>> BEGIN Provided entries

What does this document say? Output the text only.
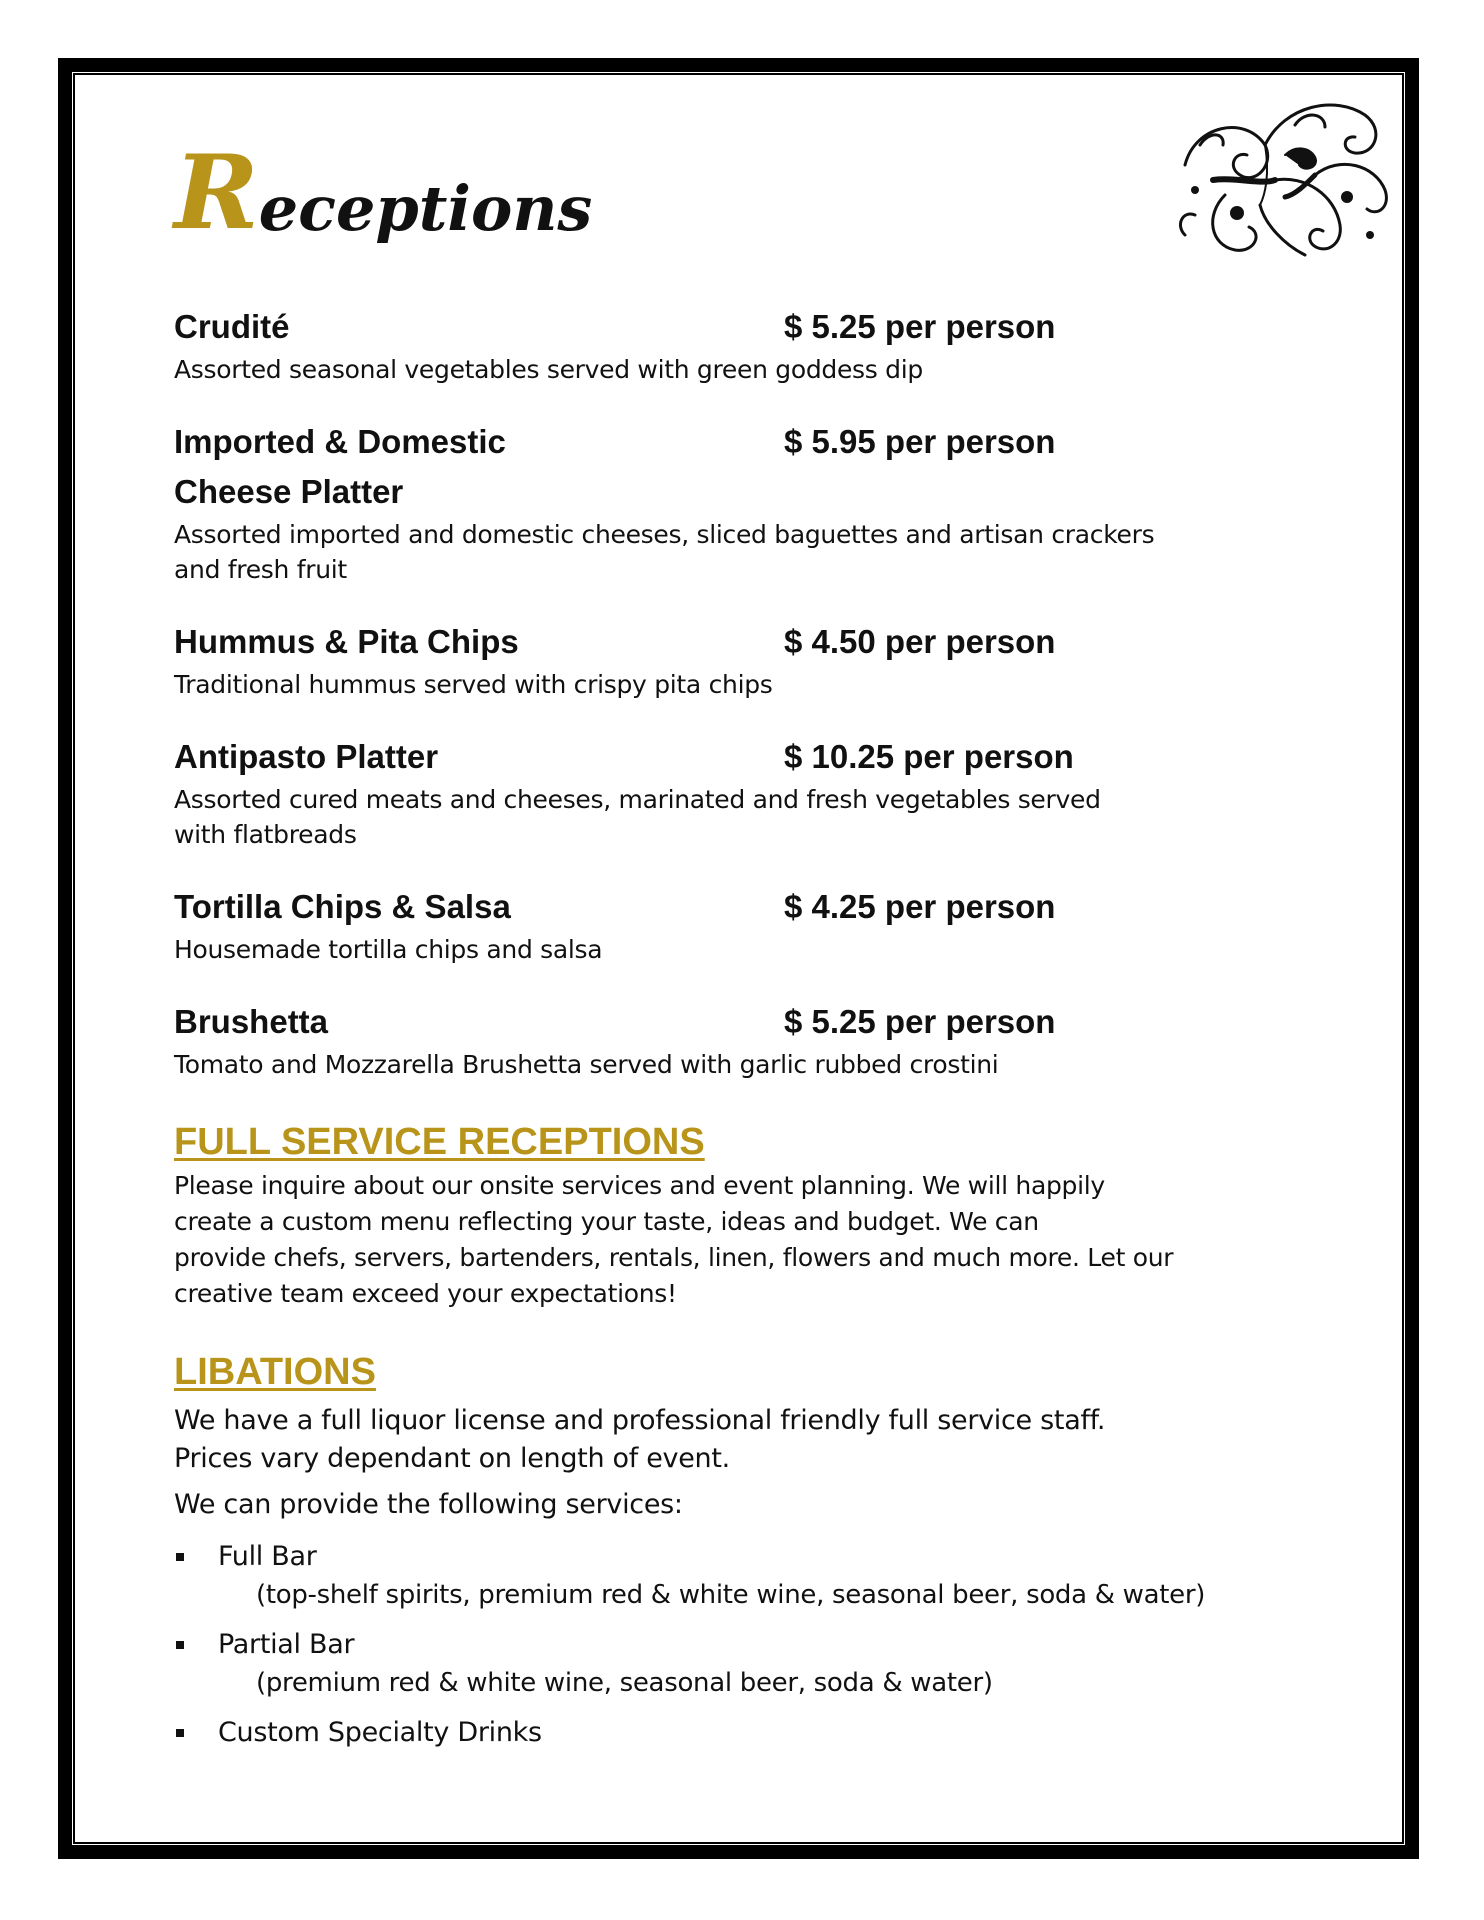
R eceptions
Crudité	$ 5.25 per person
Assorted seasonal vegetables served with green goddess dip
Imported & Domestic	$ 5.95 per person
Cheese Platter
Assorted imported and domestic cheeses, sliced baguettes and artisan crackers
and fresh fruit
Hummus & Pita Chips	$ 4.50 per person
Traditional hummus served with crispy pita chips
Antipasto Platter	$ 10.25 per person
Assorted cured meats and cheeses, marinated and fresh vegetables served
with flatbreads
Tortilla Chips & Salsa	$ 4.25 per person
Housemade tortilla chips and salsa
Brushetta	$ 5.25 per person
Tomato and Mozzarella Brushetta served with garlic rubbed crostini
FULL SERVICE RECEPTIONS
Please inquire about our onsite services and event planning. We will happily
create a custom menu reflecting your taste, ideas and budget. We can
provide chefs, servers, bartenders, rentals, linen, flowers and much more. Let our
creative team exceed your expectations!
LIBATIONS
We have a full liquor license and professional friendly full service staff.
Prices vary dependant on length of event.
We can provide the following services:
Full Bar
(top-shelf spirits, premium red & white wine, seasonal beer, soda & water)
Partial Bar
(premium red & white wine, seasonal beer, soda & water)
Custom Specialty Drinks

>> END Provided entries

Aim ::
Copy every line that includes the string "event" from the material above.

Result ::
Please inquire about our onsite services and event planning. We will happily
Prices vary dependant on length of event.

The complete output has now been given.